*EXERCISE DETAILS*:
Return all lines from the listing below in which the string "Arcseconds" occurs.

*DATA LINES*:
◇ ◇ ◇

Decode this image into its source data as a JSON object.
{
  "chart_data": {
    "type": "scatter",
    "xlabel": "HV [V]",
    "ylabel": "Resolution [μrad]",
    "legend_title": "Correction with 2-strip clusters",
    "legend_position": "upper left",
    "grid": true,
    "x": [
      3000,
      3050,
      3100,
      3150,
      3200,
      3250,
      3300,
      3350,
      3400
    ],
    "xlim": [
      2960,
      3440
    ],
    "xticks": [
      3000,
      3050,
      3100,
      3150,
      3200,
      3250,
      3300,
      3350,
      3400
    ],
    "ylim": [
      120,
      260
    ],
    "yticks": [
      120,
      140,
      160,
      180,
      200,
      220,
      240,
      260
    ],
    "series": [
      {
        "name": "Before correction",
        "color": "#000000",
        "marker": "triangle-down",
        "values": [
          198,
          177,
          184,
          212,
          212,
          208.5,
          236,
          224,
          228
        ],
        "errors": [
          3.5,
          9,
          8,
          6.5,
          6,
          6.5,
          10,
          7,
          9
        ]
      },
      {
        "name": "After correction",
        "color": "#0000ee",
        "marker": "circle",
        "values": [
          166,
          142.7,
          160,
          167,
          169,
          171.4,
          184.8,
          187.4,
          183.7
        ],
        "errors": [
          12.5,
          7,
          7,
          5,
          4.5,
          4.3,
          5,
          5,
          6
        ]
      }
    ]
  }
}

◇ ◇ ◇

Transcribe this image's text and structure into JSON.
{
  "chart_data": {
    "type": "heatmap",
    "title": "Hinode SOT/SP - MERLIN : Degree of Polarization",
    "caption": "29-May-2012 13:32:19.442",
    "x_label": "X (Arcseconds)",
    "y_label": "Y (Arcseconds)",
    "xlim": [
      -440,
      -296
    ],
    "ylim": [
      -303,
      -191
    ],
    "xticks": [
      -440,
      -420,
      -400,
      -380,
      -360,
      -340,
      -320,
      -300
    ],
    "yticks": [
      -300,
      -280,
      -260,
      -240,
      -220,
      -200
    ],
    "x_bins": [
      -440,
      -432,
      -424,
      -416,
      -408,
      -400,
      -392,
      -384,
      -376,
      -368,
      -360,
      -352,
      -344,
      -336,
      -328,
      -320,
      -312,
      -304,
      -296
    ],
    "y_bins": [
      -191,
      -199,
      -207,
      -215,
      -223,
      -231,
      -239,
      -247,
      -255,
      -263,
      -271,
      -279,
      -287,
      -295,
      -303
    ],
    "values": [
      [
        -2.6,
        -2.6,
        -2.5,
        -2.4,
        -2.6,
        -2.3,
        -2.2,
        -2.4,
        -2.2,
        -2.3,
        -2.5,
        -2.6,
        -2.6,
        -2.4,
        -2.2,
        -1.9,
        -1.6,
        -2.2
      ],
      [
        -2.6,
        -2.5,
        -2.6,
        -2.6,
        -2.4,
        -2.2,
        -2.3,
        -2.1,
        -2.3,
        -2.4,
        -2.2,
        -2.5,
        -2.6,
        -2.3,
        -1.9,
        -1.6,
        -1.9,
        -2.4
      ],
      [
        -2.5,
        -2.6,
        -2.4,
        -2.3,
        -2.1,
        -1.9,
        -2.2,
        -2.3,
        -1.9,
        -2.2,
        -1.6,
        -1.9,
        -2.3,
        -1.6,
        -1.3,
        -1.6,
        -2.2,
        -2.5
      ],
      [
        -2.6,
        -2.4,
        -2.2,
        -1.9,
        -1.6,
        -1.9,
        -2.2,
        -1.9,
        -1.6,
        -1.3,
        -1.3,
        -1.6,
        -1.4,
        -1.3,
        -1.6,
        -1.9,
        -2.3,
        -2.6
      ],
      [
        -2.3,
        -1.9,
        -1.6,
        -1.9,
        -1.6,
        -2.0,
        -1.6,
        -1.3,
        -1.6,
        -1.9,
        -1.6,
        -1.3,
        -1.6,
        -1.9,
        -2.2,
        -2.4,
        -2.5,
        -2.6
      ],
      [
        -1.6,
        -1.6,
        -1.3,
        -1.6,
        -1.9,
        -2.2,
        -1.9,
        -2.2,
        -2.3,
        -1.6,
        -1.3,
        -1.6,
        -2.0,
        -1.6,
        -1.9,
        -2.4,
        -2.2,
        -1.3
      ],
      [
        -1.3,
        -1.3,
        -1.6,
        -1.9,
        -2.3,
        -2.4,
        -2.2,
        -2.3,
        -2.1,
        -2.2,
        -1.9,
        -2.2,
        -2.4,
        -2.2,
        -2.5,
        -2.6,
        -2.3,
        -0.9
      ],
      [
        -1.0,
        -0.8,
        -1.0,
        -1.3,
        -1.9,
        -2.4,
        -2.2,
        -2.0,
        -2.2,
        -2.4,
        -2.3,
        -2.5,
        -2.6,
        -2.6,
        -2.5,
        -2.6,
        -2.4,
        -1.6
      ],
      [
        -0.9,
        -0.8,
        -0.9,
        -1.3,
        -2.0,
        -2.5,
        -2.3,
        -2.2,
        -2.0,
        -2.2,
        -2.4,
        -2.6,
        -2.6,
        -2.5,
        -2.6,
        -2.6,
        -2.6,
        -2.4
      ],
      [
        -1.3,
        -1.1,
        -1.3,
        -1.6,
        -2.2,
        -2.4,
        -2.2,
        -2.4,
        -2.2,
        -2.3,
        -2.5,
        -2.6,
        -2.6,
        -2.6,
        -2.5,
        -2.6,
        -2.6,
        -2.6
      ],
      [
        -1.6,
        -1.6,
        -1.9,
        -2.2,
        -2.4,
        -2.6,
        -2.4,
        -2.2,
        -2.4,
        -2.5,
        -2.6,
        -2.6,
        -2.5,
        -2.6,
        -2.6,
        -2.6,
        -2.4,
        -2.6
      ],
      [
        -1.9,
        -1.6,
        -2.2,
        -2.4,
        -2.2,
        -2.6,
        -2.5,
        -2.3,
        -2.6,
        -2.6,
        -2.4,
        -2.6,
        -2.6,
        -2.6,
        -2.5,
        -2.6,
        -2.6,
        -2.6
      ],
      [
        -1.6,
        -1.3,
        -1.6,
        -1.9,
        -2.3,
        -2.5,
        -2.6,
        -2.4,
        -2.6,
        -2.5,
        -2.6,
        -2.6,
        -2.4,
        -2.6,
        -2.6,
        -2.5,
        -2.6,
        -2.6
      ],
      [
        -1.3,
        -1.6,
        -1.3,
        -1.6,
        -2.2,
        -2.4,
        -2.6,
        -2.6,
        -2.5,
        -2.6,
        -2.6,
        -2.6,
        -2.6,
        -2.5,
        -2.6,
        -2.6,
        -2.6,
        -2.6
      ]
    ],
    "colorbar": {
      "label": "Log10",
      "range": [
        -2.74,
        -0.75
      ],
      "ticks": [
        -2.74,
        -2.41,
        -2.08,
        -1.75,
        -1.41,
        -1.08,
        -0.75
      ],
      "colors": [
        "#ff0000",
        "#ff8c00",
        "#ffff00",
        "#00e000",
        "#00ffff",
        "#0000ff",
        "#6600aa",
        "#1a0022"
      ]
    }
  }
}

◇ ◇ ◇

*WORKED ANSWER*:
    "x_label": "X (Arcseconds)",
    "y_label": "Y (Arcseconds)",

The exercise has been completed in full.